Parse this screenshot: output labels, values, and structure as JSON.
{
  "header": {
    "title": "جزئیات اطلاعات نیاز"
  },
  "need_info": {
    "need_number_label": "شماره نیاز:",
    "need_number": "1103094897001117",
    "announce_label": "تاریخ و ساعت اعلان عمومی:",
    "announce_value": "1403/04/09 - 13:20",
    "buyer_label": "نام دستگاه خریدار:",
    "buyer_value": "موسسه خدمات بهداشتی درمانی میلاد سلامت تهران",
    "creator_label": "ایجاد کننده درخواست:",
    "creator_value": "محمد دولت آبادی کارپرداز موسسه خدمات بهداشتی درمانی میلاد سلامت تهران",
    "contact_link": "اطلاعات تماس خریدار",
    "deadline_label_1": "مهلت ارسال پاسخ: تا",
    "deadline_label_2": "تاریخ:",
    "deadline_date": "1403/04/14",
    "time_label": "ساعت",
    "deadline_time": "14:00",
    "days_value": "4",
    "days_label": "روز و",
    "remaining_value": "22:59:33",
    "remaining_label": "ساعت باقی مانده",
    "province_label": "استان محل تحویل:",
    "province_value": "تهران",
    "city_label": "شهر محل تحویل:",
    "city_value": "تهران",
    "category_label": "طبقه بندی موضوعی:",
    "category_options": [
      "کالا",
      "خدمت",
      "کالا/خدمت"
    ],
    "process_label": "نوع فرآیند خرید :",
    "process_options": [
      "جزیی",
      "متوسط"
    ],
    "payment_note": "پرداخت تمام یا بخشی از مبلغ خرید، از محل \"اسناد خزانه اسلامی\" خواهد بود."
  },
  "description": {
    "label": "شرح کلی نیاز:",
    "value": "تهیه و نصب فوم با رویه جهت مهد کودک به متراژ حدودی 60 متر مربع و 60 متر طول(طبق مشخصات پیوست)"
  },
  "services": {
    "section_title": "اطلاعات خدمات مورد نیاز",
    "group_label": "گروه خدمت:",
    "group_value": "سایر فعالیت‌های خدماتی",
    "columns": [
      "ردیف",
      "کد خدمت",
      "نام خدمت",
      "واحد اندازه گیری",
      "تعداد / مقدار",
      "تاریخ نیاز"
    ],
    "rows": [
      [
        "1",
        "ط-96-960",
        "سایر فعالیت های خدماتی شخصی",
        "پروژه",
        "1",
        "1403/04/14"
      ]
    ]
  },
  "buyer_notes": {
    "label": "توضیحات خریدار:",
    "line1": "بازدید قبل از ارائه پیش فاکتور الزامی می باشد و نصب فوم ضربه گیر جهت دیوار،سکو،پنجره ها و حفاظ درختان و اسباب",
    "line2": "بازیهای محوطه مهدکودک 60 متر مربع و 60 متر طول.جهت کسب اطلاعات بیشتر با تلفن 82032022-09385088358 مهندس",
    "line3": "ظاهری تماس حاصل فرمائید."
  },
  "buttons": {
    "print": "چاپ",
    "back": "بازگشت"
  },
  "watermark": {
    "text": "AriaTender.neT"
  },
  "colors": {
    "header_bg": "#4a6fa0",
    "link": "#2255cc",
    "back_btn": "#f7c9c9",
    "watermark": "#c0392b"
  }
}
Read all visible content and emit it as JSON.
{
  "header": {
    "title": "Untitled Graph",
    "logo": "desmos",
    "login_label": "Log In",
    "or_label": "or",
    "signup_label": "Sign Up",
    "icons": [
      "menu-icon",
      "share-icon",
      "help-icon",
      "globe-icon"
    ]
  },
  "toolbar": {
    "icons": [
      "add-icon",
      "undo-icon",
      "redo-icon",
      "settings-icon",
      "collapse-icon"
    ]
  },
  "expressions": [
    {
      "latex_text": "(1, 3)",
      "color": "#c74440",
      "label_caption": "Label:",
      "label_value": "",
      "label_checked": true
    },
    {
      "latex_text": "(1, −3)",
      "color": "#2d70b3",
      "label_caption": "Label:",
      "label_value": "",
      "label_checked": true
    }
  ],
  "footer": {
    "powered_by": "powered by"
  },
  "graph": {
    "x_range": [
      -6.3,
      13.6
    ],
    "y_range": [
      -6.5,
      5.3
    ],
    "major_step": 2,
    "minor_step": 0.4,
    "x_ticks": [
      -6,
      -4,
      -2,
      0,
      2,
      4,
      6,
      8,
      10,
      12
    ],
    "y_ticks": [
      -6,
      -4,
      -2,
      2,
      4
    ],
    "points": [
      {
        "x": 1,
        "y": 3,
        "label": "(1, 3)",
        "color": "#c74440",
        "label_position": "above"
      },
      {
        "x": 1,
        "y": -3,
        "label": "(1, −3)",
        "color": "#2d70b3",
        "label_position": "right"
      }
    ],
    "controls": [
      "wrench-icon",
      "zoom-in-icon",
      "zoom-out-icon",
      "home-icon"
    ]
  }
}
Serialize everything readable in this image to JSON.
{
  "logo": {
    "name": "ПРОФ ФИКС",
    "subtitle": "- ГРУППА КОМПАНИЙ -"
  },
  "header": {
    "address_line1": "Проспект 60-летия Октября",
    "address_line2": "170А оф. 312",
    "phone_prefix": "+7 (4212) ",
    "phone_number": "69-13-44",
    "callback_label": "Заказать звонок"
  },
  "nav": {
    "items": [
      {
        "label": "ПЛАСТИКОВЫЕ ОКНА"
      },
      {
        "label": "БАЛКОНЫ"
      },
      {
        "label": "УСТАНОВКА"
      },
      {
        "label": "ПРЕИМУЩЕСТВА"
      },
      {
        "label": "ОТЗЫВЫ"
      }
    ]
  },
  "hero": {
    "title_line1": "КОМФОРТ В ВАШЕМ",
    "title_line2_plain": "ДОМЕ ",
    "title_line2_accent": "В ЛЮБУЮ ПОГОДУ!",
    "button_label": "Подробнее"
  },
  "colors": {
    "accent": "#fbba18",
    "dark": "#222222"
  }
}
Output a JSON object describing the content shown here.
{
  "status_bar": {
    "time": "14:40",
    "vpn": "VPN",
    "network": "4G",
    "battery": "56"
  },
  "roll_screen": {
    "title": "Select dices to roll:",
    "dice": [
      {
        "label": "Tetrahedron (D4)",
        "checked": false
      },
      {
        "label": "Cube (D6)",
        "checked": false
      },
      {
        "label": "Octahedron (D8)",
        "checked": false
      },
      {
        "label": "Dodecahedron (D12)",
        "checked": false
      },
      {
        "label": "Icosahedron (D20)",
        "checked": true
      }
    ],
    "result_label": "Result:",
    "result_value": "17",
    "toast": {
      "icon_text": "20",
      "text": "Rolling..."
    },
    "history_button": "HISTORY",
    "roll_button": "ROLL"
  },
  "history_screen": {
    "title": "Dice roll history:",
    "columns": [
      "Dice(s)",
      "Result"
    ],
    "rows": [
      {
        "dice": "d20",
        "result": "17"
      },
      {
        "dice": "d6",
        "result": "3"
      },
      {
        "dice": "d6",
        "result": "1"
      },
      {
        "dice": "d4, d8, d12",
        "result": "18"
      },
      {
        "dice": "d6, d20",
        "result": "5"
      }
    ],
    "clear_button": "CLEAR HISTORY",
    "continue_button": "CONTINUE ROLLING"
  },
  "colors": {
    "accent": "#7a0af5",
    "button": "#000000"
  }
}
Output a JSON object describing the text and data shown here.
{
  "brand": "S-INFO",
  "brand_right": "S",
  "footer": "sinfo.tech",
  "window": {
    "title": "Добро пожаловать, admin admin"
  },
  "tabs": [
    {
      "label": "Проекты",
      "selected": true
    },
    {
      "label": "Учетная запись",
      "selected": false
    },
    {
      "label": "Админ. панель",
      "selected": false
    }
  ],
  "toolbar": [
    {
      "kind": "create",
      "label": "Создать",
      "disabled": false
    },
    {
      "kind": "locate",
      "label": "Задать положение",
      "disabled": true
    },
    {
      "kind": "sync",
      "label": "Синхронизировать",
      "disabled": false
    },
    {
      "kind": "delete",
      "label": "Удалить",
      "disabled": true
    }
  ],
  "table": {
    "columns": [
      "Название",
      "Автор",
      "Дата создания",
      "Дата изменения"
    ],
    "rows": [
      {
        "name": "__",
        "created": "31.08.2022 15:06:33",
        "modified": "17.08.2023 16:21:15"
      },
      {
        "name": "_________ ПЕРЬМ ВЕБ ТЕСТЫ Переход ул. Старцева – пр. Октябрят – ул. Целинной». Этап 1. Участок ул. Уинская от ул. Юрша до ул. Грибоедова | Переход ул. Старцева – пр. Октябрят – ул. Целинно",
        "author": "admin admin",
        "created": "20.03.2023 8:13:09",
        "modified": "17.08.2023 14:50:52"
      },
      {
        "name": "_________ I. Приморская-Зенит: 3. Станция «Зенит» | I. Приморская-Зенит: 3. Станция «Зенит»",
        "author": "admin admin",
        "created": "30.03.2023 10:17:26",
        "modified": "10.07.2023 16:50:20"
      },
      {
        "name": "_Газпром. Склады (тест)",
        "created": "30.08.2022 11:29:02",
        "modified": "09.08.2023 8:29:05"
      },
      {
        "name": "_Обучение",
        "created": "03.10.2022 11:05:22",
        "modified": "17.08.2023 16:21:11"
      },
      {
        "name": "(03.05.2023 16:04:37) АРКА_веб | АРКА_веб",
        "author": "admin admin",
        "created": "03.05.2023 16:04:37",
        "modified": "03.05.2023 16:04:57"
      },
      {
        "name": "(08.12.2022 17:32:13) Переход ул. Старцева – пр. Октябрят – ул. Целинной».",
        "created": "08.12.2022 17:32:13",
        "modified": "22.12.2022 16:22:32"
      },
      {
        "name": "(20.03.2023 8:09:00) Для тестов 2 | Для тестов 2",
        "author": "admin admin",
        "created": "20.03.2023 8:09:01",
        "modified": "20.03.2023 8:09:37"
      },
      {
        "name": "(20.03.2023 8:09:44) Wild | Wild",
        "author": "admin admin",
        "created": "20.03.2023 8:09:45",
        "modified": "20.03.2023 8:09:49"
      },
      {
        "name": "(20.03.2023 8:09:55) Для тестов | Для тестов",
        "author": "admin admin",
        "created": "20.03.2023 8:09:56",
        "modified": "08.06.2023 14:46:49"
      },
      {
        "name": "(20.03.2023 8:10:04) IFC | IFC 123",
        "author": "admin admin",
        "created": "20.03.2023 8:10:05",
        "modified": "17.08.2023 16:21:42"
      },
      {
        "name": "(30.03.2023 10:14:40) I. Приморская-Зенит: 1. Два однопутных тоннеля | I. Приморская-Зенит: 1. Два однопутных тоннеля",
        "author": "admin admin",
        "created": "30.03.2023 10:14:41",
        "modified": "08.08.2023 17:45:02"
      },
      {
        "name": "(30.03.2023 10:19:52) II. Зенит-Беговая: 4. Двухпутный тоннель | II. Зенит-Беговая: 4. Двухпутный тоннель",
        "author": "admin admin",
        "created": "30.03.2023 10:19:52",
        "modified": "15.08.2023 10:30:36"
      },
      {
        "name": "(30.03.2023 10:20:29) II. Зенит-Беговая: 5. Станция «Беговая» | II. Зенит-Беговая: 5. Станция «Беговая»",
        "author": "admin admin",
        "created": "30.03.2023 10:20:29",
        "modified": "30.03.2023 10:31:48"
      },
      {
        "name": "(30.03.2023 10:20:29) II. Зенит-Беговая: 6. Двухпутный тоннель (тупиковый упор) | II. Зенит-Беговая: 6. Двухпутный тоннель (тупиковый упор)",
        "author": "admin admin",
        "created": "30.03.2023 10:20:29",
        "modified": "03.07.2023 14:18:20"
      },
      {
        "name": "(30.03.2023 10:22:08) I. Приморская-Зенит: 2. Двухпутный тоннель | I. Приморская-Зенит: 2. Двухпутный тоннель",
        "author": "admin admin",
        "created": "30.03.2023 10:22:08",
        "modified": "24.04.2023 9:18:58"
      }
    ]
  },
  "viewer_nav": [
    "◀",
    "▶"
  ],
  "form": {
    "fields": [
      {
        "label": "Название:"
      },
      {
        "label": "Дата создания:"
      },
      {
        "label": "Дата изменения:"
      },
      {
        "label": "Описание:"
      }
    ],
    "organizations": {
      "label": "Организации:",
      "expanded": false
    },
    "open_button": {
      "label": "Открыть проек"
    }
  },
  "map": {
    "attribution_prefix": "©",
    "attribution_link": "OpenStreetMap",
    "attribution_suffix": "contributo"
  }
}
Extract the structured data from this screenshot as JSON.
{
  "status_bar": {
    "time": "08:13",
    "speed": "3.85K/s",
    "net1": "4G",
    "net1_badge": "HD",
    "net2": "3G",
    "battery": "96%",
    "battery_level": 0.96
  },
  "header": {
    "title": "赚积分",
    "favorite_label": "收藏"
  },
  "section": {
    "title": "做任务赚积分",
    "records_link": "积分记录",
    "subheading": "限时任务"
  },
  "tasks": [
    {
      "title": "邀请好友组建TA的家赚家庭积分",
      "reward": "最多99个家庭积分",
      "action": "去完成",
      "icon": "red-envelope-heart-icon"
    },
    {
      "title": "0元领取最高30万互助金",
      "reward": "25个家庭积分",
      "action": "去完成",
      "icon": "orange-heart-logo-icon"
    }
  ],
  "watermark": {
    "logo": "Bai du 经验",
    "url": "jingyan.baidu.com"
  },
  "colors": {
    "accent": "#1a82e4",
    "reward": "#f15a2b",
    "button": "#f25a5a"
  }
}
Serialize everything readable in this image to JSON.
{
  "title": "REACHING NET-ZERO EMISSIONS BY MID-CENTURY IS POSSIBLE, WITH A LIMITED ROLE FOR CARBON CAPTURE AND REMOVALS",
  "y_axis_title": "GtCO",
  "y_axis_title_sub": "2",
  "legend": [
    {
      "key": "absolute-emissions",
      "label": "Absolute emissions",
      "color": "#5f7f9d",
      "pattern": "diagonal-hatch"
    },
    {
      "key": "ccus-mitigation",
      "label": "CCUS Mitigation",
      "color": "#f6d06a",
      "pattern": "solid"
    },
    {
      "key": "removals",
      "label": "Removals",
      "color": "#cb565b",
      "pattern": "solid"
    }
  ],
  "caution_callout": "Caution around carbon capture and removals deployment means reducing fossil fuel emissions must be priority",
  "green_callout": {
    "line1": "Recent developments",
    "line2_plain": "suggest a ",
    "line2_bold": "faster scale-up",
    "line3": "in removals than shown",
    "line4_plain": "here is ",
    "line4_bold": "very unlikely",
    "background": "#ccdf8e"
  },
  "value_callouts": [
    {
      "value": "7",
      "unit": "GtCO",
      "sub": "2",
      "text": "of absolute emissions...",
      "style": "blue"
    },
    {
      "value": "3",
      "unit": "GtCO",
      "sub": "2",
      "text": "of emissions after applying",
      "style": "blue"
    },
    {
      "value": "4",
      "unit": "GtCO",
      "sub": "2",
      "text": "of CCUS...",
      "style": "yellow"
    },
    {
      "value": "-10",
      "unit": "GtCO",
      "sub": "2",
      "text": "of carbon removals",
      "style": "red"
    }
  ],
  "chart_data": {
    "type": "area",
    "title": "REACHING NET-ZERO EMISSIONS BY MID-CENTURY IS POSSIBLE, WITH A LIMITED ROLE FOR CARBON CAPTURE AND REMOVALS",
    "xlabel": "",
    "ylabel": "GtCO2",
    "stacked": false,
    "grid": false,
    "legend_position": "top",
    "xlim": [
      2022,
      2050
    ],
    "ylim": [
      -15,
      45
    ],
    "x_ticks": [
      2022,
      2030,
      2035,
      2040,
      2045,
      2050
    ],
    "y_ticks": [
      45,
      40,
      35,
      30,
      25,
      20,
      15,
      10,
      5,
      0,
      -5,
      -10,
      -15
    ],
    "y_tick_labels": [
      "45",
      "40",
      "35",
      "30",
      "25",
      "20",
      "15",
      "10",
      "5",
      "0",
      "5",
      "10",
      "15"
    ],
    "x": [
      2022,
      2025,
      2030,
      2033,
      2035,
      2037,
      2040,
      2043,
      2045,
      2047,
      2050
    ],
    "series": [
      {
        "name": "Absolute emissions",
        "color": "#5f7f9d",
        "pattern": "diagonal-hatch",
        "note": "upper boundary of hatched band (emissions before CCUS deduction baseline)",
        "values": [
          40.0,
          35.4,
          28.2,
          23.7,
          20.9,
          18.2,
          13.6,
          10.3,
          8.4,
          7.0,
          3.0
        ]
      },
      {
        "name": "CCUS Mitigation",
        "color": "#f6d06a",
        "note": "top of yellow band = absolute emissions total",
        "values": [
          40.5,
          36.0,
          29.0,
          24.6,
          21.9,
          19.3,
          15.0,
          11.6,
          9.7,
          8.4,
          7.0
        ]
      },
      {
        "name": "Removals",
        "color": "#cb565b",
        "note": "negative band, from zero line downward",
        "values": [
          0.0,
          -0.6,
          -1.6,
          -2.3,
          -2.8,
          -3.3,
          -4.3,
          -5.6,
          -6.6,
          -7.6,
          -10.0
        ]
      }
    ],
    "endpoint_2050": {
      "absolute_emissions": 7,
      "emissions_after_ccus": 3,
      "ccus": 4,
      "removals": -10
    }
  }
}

### PROBLEM TO WORK ON
Copy each line of the preceding data that contains the string "Целинной".

### EXERCISE RESPONSE
        "name": "_________ ПЕРЬМ ВЕБ ТЕСТЫ Переход ул. Старцева – пр. Октябрят – ул. Целинной». Этап 1. Участок ул. Уинская от ул. Юрша до ул. Грибоедова | Переход ул. Старцева – пр. Октябрят – ул. Целинно",
        "name": "(08.12.2022 17:32:13) Переход ул. Старцева – пр. Октябрят – ул. Целинной».",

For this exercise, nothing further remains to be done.